Exercise instructions
Determine which lines contain the word "Sturdy", then copy those lines.

--- BEGIN Input records ---

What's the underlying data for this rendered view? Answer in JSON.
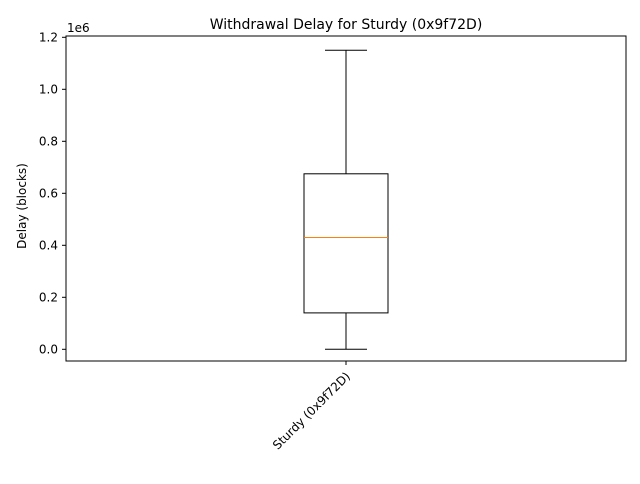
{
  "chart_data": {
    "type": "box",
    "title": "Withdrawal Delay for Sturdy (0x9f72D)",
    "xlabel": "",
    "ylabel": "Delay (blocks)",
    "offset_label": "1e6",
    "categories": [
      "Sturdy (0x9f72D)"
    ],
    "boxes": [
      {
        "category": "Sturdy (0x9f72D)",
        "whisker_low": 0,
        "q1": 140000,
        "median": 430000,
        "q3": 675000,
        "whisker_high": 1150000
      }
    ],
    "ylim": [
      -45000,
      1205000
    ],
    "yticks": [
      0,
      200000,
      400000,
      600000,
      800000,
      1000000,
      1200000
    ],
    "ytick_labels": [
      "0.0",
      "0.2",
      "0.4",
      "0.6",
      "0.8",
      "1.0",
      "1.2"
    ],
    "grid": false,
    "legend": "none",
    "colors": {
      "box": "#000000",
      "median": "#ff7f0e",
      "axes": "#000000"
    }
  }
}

--- END Input records ---

The answer
    "title": "Withdrawal Delay for Sturdy (0x9f72D)",
      "Sturdy (0x9f72D)"
        "category": "Sturdy (0x9f72D)",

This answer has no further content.